==== Records for processing ====

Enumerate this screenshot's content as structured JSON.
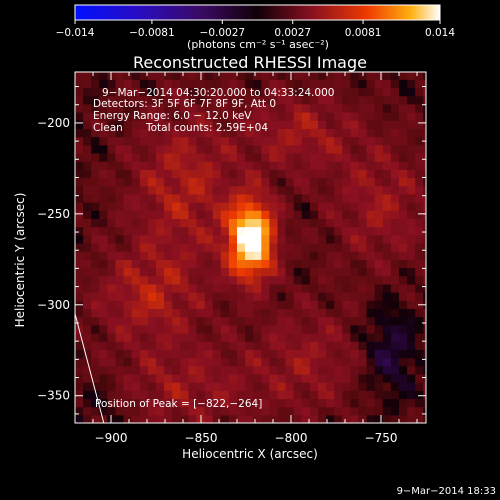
{
  "chart_data": {
    "type": "heatmap",
    "title": "Reconstructed RHESSI Image",
    "xlabel": "Heliocentric X (arcsec)",
    "ylabel": "Heliocentric Y (arcsec)",
    "xlim": [
      -920,
      -725
    ],
    "ylim": [
      -365,
      -172
    ],
    "xticks": [
      -900,
      -850,
      -800,
      -750
    ],
    "yticks": [
      -200,
      -250,
      -300,
      -350
    ],
    "xtick_labels": [
      "−900",
      "−850",
      "−800",
      "−750"
    ],
    "ytick_labels": [
      "−200",
      "−250",
      "−300",
      "−350"
    ],
    "colorbar": {
      "min": -0.014,
      "max": 0.014,
      "ticks": [
        -0.014,
        -0.0081,
        -0.0027,
        0.0027,
        0.0081,
        0.014
      ],
      "tick_labels": [
        "−0.014",
        "−0.0081",
        "−0.0027",
        "0.0027",
        "0.0081",
        "0.014"
      ],
      "unit_label": "(photons cm⁻² s⁻¹ asec⁻²)"
    },
    "annotations": {
      "line1": "9−Mar−2014 04:30:20.000 to 04:33:24.000",
      "line2": "Detectors: 3F 5F 6F 7F 8F 9F, Att 0",
      "line3": "Energy Range: 6.0 − 12.0 keV",
      "line4_a": "Clean",
      "line4_b": "Total counts: 2.59E+04",
      "peak": "Position of Peak = [−822,−264]"
    },
    "peak": {
      "x": -822,
      "y": -264,
      "value": 0.014
    },
    "sources": [
      {
        "x": -822,
        "y": -264,
        "sx": 9,
        "sy": 15,
        "amp": 0.014
      },
      {
        "x": -860,
        "y": -235,
        "sx": 22,
        "sy": 30,
        "amp": 0.0042
      },
      {
        "x": -880,
        "y": -295,
        "sx": 22,
        "sy": 18,
        "amp": 0.004
      },
      {
        "x": -860,
        "y": -345,
        "sx": 30,
        "sy": 18,
        "amp": 0.0032
      },
      {
        "x": -795,
        "y": -205,
        "sx": 22,
        "sy": 16,
        "amp": 0.0036
      },
      {
        "x": -750,
        "y": -245,
        "sx": 20,
        "sy": 25,
        "amp": 0.0034
      },
      {
        "x": -790,
        "y": -330,
        "sx": 22,
        "sy": 22,
        "amp": 0.003
      },
      {
        "x": -745,
        "y": -325,
        "sx": 10,
        "sy": 18,
        "amp": -0.0035
      },
      {
        "x": -905,
        "y": -355,
        "sx": 12,
        "sy": 12,
        "amp": -0.0015
      }
    ],
    "baseline": 0.0013,
    "limb_line": [
      [
        -920,
        -305
      ],
      [
        -904,
        -365
      ]
    ]
  },
  "timestamp": "9−Mar−2014 18:33"
}
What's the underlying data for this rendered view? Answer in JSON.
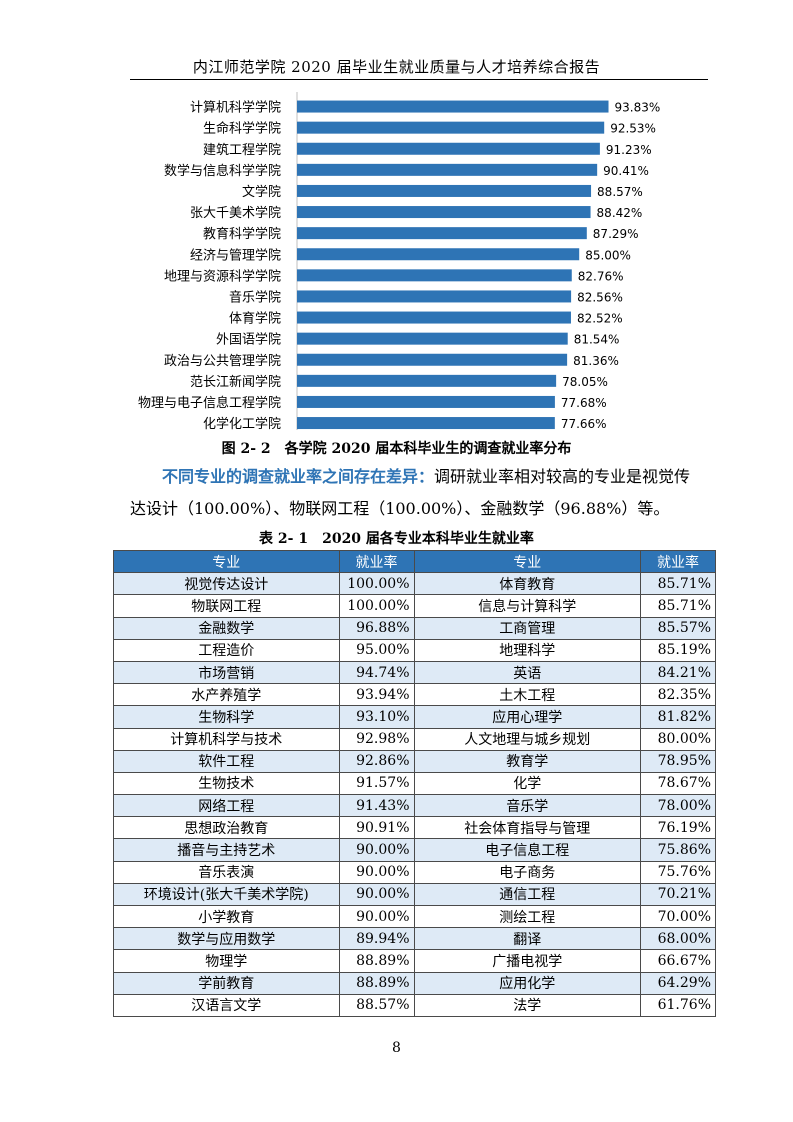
{
  "header": {
    "title": "内江师范学院 2020 届毕业生就业质量与人才培养综合报告"
  },
  "figure": {
    "caption": "图 2- 2　各学院 2020 届本科毕业生的调查就业率分布"
  },
  "chart_data": {
    "type": "bar",
    "orientation": "horizontal",
    "categories": [
      "计算机科学学院",
      "生命科学学院",
      "建筑工程学院",
      "数学与信息科学学院",
      "文学院",
      "张大千美术学院",
      "教育科学学院",
      "经济与管理学院",
      "地理与资源科学学院",
      "音乐学院",
      "体育学院",
      "外国语学院",
      "政治与公共管理学院",
      "范长江新闻学院",
      "物理与电子信息工程学院",
      "化学化工学院"
    ],
    "values": [
      93.83,
      92.53,
      91.23,
      90.41,
      88.57,
      88.42,
      87.29,
      85.0,
      82.76,
      82.56,
      82.52,
      81.54,
      81.36,
      78.05,
      77.68,
      77.66
    ],
    "value_labels": [
      "93.83%",
      "92.53%",
      "91.23%",
      "90.41%",
      "88.57%",
      "88.42%",
      "87.29%",
      "85.00%",
      "82.76%",
      "82.56%",
      "82.52%",
      "81.54%",
      "81.36%",
      "78.05%",
      "77.68%",
      "77.66%"
    ],
    "xlim": [
      0,
      100
    ],
    "bar_color": "#2E74B5",
    "grid": false,
    "legend": "none"
  },
  "paragraph": {
    "lead": "不同专业的调查就业率之间存在差异：",
    "line1_rest": "调研就业率相对较高的专业是视觉传",
    "line2": "达设计（100.00%）、物联网工程（100.00%）、金融数学（96.88%）等。"
  },
  "table": {
    "caption": "表 2- 1　2020 届各专业本科毕业生就业率",
    "headers": [
      "专业",
      "就业率",
      "专业",
      "就业率"
    ],
    "rows": [
      [
        "视觉传达设计",
        "100.00%",
        "体育教育",
        "85.71%"
      ],
      [
        "物联网工程",
        "100.00%",
        "信息与计算科学",
        "85.71%"
      ],
      [
        "金融数学",
        "96.88%",
        "工商管理",
        "85.57%"
      ],
      [
        "工程造价",
        "95.00%",
        "地理科学",
        "85.19%"
      ],
      [
        "市场营销",
        "94.74%",
        "英语",
        "84.21%"
      ],
      [
        "水产养殖学",
        "93.94%",
        "土木工程",
        "82.35%"
      ],
      [
        "生物科学",
        "93.10%",
        "应用心理学",
        "81.82%"
      ],
      [
        "计算机科学与技术",
        "92.98%",
        "人文地理与城乡规划",
        "80.00%"
      ],
      [
        "软件工程",
        "92.86%",
        "教育学",
        "78.95%"
      ],
      [
        "生物技术",
        "91.57%",
        "化学",
        "78.67%"
      ],
      [
        "网络工程",
        "91.43%",
        "音乐学",
        "78.00%"
      ],
      [
        "思想政治教育",
        "90.91%",
        "社会体育指导与管理",
        "76.19%"
      ],
      [
        "播音与主持艺术",
        "90.00%",
        "电子信息工程",
        "75.86%"
      ],
      [
        "音乐表演",
        "90.00%",
        "电子商务",
        "75.76%"
      ],
      [
        "环境设计(张大千美术学院)",
        "90.00%",
        "通信工程",
        "70.21%"
      ],
      [
        "小学教育",
        "90.00%",
        "测绘工程",
        "70.00%"
      ],
      [
        "数学与应用数学",
        "89.94%",
        "翻译",
        "68.00%"
      ],
      [
        "物理学",
        "88.89%",
        "广播电视学",
        "66.67%"
      ],
      [
        "学前教育",
        "88.89%",
        "应用化学",
        "64.29%"
      ],
      [
        "汉语言文学",
        "88.57%",
        "法学",
        "61.76%"
      ]
    ]
  },
  "footer": {
    "page_number": "8"
  }
}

====

- **Given request**: Reproduce each record from above exactly; pictures do not belong in the copy.

- **Answer for the task**:
Enumerate this screenshot's content as structured JSON.
{
  "chart_data": {
    "type": "heatmap",
    "title": "Reconstructed RHESSI Image",
    "xlabel": "Heliocentric X (arcsec)",
    "ylabel": "Heliocentric Y (arcsec)",
    "xlim": [
      -920,
      -725
    ],
    "ylim": [
      -365,
      -172
    ],
    "xticks": [
      -900,
      -850,
      -800,
      -750
    ],
    "yticks": [
      -200,
      -250,
      -300,
      -350
    ],
    "xtick_labels": [
      "−900",
      "−850",
      "−800",
      "−750"
    ],
    "ytick_labels": [
      "−200",
      "−250",
      "−300",
      "−350"
    ],
    "colorbar": {
      "min": -0.014,
      "max": 0.014,
      "ticks": [
        -0.014,
        -0.0081,
        -0.0027,
        0.0027,
        0.0081,
        0.014
      ],
      "tick_labels": [
        "−0.014",
        "−0.0081",
        "−0.0027",
        "0.0027",
        "0.0081",
        "0.014"
      ],
      "unit_label": "(photons cm⁻² s⁻¹ asec⁻²)"
    },
    "annotations": {
      "line1": "9−Mar−2014 04:30:20.000 to 04:33:24.000",
      "line2": "Detectors: 3F 5F 6F 7F 8F 9F, Att 0",
      "line3": "Energy Range: 6.0 − 12.0 keV",
      "line4_a": "Clean",
      "line4_b": "Total counts: 2.59E+04",
      "peak": "Position of Peak = [−822,−264]"
    },
    "peak": {
      "x": -822,
      "y": -264,
      "value": 0.014
    },
    "sources": [
      {
        "x": -822,
        "y": -264,
        "sx": 9,
        "sy": 15,
        "amp": 0.014
      },
      {
        "x": -860,
        "y": -235,
        "sx": 22,
        "sy": 30,
        "amp": 0.0042
      },
      {
        "x": -880,
        "y": -295,
        "sx": 22,
        "sy": 18,
        "amp": 0.004
      },
      {
        "x": -860,
        "y": -345,
        "sx": 30,
        "sy": 18,
        "amp": 0.0032
      },
      {
        "x": -795,
        "y": -205,
        "sx": 22,
        "sy": 16,
        "amp": 0.0036
      },
      {
        "x": -750,
        "y": -245,
        "sx": 20,
        "sy": 25,
        "amp": 0.0034
      },
      {
        "x": -790,
        "y": -330,
        "sx": 22,
        "sy": 22,
        "amp": 0.003
      },
      {
        "x": -745,
        "y": -325,
        "sx": 10,
        "sy": 18,
        "amp": -0.0035
      },
      {
        "x": -905,
        "y": -355,
        "sx": 12,
        "sy": 12,
        "amp": -0.0015
      }
    ],
    "baseline": 0.0013,
    "limb_line": [
      [
        -920,
        -305
      ],
      [
        -904,
        -365
      ]
    ]
  },
  "timestamp": "9−Mar−2014 18:33"
}
What's the underlying data for this rendered view? Answer in JSON.
{
  "header": {
    "title": "内江师范学院 2020 届毕业生就业质量与人才培养综合报告"
  },
  "figure": {
    "caption": "图 2- 2　各学院 2020 届本科毕业生的调查就业率分布"
  },
  "chart_data": {
    "type": "bar",
    "orientation": "horizontal",
    "categories": [
      "计算机科学学院",
      "生命科学学院",
      "建筑工程学院",
      "数学与信息科学学院",
      "文学院",
      "张大千美术学院",
      "教育科学学院",
      "经济与管理学院",
      "地理与资源科学学院",
      "音乐学院",
      "体育学院",
      "外国语学院",
      "政治与公共管理学院",
      "范长江新闻学院",
      "物理与电子信息工程学院",
      "化学化工学院"
    ],
    "values": [
      93.83,
      92.53,
      91.23,
      90.41,
      88.57,
      88.42,
      87.29,
      85.0,
      82.76,
      82.56,
      82.52,
      81.54,
      81.36,
      78.05,
      77.68,
      77.66
    ],
    "value_labels": [
      "93.83%",
      "92.53%",
      "91.23%",
      "90.41%",
      "88.57%",
      "88.42%",
      "87.29%",
      "85.00%",
      "82.76%",
      "82.56%",
      "82.52%",
      "81.54%",
      "81.36%",
      "78.05%",
      "77.68%",
      "77.66%"
    ],
    "xlim": [
      0,
      100
    ],
    "bar_color": "#2E74B5",
    "grid": false,
    "legend": "none"
  },
  "paragraph": {
    "lead": "不同专业的调查就业率之间存在差异：",
    "line1_rest": "调研就业率相对较高的专业是视觉传",
    "line2": "达设计（100.00%）、物联网工程（100.00%）、金融数学（96.88%）等。"
  },
  "table": {
    "caption": "表 2- 1　2020 届各专业本科毕业生就业率",
    "headers": [
      "专业",
      "就业率",
      "专业",
      "就业率"
    ],
    "rows": [
      [
        "视觉传达设计",
        "100.00%",
        "体育教育",
        "85.71%"
      ],
      [
        "物联网工程",
        "100.00%",
        "信息与计算科学",
        "85.71%"
      ],
      [
        "金融数学",
        "96.88%",
        "工商管理",
        "85.57%"
      ],
      [
        "工程造价",
        "95.00%",
        "地理科学",
        "85.19%"
      ],
      [
        "市场营销",
        "94.74%",
        "英语",
        "84.21%"
      ],
      [
        "水产养殖学",
        "93.94%",
        "土木工程",
        "82.35%"
      ],
      [
        "生物科学",
        "93.10%",
        "应用心理学",
        "81.82%"
      ],
      [
        "计算机科学与技术",
        "92.98%",
        "人文地理与城乡规划",
        "80.00%"
      ],
      [
        "软件工程",
        "92.86%",
        "教育学",
        "78.95%"
      ],
      [
        "生物技术",
        "91.57%",
        "化学",
        "78.67%"
      ],
      [
        "网络工程",
        "91.43%",
        "音乐学",
        "78.00%"
      ],
      [
        "思想政治教育",
        "90.91%",
        "社会体育指导与管理",
        "76.19%"
      ],
      [
        "播音与主持艺术",
        "90.00%",
        "电子信息工程",
        "75.86%"
      ],
      [
        "音乐表演",
        "90.00%",
        "电子商务",
        "75.76%"
      ],
      [
        "环境设计(张大千美术学院)",
        "90.00%",
        "通信工程",
        "70.21%"
      ],
      [
        "小学教育",
        "90.00%",
        "测绘工程",
        "70.00%"
      ],
      [
        "数学与应用数学",
        "89.94%",
        "翻译",
        "68.00%"
      ],
      [
        "物理学",
        "88.89%",
        "广播电视学",
        "66.67%"
      ],
      [
        "学前教育",
        "88.89%",
        "应用化学",
        "64.29%"
      ],
      [
        "汉语言文学",
        "88.57%",
        "法学",
        "61.76%"
      ]
    ]
  },
  "footer": {
    "page_number": "8"
  }
}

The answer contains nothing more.